Records from a collection
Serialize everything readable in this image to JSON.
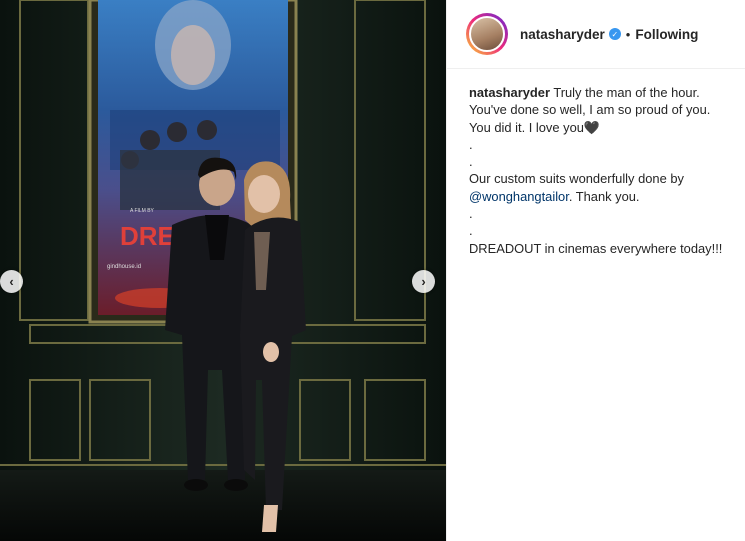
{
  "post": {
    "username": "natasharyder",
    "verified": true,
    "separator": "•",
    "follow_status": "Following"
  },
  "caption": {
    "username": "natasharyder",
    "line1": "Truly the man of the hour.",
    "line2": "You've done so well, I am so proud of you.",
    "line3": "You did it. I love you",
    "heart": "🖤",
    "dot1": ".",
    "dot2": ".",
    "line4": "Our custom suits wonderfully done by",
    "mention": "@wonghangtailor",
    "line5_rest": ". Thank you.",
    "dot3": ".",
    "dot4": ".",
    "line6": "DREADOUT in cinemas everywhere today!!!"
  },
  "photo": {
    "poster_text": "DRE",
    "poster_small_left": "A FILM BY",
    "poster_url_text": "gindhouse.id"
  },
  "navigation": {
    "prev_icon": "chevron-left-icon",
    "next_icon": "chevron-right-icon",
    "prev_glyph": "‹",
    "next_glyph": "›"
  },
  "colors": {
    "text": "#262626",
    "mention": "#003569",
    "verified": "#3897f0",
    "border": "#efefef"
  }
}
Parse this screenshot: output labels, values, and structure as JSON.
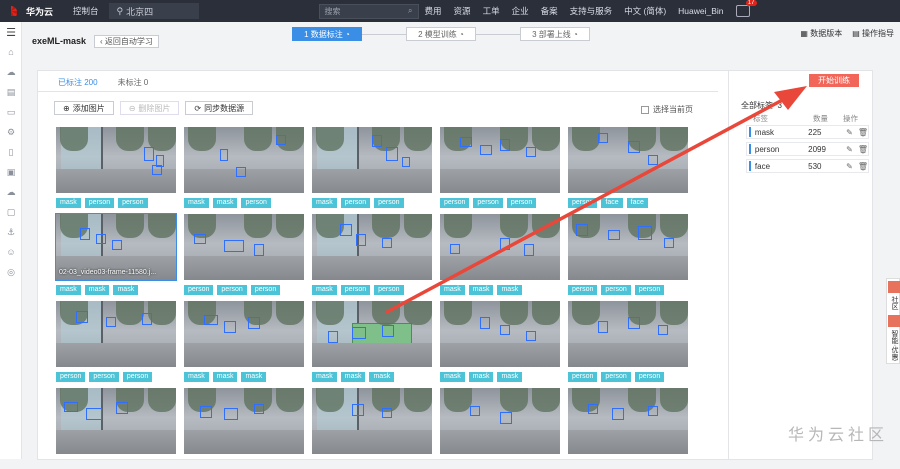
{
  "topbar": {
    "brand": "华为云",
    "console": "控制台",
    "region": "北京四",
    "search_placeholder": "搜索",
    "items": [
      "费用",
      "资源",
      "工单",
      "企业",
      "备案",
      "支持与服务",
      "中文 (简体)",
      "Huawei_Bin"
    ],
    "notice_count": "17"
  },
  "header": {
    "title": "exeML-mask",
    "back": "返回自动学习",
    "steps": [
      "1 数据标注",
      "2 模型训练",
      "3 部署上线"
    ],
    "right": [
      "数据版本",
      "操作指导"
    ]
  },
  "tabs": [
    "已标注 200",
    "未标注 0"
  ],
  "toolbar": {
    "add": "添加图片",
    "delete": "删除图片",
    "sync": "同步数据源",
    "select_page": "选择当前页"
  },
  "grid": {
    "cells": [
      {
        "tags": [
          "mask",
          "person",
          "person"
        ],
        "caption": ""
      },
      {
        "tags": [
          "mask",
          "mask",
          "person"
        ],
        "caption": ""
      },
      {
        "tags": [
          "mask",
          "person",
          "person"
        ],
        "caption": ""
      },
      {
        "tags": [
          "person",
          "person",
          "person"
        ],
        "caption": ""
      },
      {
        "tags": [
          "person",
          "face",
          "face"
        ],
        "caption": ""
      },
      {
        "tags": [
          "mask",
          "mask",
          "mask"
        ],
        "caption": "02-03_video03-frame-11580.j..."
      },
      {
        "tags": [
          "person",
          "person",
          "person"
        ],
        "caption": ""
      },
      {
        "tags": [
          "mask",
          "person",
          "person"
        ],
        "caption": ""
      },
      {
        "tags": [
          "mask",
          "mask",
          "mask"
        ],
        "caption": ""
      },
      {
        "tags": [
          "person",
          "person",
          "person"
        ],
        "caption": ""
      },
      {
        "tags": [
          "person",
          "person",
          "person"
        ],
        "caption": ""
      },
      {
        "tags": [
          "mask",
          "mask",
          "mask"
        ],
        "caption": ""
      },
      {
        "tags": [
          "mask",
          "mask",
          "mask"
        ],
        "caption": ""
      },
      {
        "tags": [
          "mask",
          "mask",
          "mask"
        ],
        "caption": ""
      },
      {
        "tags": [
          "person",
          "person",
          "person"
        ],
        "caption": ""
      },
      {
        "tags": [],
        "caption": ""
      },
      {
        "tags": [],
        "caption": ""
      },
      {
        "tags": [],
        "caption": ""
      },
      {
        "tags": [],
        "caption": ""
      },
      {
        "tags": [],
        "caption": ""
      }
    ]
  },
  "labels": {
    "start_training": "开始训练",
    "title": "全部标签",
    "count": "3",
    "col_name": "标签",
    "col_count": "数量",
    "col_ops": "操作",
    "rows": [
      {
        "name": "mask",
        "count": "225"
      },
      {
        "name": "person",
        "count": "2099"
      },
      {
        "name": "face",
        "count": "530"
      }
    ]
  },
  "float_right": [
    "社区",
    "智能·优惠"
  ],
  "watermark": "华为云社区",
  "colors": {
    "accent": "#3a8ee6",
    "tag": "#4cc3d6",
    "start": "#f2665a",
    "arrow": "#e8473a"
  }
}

Aim of the task -
Every entry must be transcribed exactly. Pictures do not belong in the copy.

Response to this exercise -
Serialize everything readable in this image to JSON.
{
  "post": {
    "username": "natasharyder",
    "verified": true,
    "separator": "•",
    "follow_status": "Following"
  },
  "caption": {
    "username": "natasharyder",
    "line1": "Truly the man of the hour.",
    "line2": "You've done so well, I am so proud of you.",
    "line3": "You did it. I love you",
    "heart": "🖤",
    "dot1": ".",
    "dot2": ".",
    "line4": "Our custom suits wonderfully done by",
    "mention": "@wonghangtailor",
    "line5_rest": ". Thank you.",
    "dot3": ".",
    "dot4": ".",
    "line6": "DREADOUT in cinemas everywhere today!!!"
  },
  "photo": {
    "poster_text": "DRE",
    "poster_small_left": "A FILM BY",
    "poster_url_text": "gindhouse.id"
  },
  "navigation": {
    "prev_icon": "chevron-left-icon",
    "next_icon": "chevron-right-icon",
    "prev_glyph": "‹",
    "next_glyph": "›"
  },
  "colors": {
    "text": "#262626",
    "mention": "#003569",
    "verified": "#3897f0",
    "border": "#efefef"
  }
}
Parse this screenshot: output labels, values, and structure as JSON.
{
  "topbar": {
    "brand": "华为云",
    "console": "控制台",
    "region": "北京四",
    "search_placeholder": "搜索",
    "items": [
      "费用",
      "资源",
      "工单",
      "企业",
      "备案",
      "支持与服务",
      "中文 (简体)",
      "Huawei_Bin"
    ],
    "notice_count": "17"
  },
  "header": {
    "title": "exeML-mask",
    "back": "返回自动学习",
    "steps": [
      "1 数据标注",
      "2 模型训练",
      "3 部署上线"
    ],
    "right": [
      "数据版本",
      "操作指导"
    ]
  },
  "tabs": [
    "已标注 200",
    "未标注 0"
  ],
  "toolbar": {
    "add": "添加图片",
    "delete": "删除图片",
    "sync": "同步数据源",
    "select_page": "选择当前页"
  },
  "grid": {
    "cells": [
      {
        "tags": [
          "mask",
          "person",
          "person"
        ],
        "caption": ""
      },
      {
        "tags": [
          "mask",
          "mask",
          "person"
        ],
        "caption": ""
      },
      {
        "tags": [
          "mask",
          "person",
          "person"
        ],
        "caption": ""
      },
      {
        "tags": [
          "person",
          "person",
          "person"
        ],
        "caption": ""
      },
      {
        "tags": [
          "person",
          "face",
          "face"
        ],
        "caption": ""
      },
      {
        "tags": [
          "mask",
          "mask",
          "mask"
        ],
        "caption": "02-03_video03-frame-11580.j..."
      },
      {
        "tags": [
          "person",
          "person",
          "person"
        ],
        "caption": ""
      },
      {
        "tags": [
          "mask",
          "person",
          "person"
        ],
        "caption": ""
      },
      {
        "tags": [
          "mask",
          "mask",
          "mask"
        ],
        "caption": ""
      },
      {
        "tags": [
          "person",
          "person",
          "person"
        ],
        "caption": ""
      },
      {
        "tags": [
          "person",
          "person",
          "person"
        ],
        "caption": ""
      },
      {
        "tags": [
          "mask",
          "mask",
          "mask"
        ],
        "caption": ""
      },
      {
        "tags": [
          "mask",
          "mask",
          "mask"
        ],
        "caption": ""
      },
      {
        "tags": [
          "mask",
          "mask",
          "mask"
        ],
        "caption": ""
      },
      {
        "tags": [
          "person",
          "person",
          "person"
        ],
        "caption": ""
      },
      {
        "tags": [],
        "caption": ""
      },
      {
        "tags": [],
        "caption": ""
      },
      {
        "tags": [],
        "caption": ""
      },
      {
        "tags": [],
        "caption": ""
      },
      {
        "tags": [],
        "caption": ""
      }
    ]
  },
  "labels": {
    "start_training": "开始训练",
    "title": "全部标签",
    "count": "3",
    "col_name": "标签",
    "col_count": "数量",
    "col_ops": "操作",
    "rows": [
      {
        "name": "mask",
        "count": "225"
      },
      {
        "name": "person",
        "count": "2099"
      },
      {
        "name": "face",
        "count": "530"
      }
    ]
  },
  "float_right": [
    "社区",
    "智能·优惠"
  ],
  "watermark": "华为云社区",
  "colors": {
    "accent": "#3a8ee6",
    "tag": "#4cc3d6",
    "start": "#f2665a",
    "arrow": "#e8473a"
  }
}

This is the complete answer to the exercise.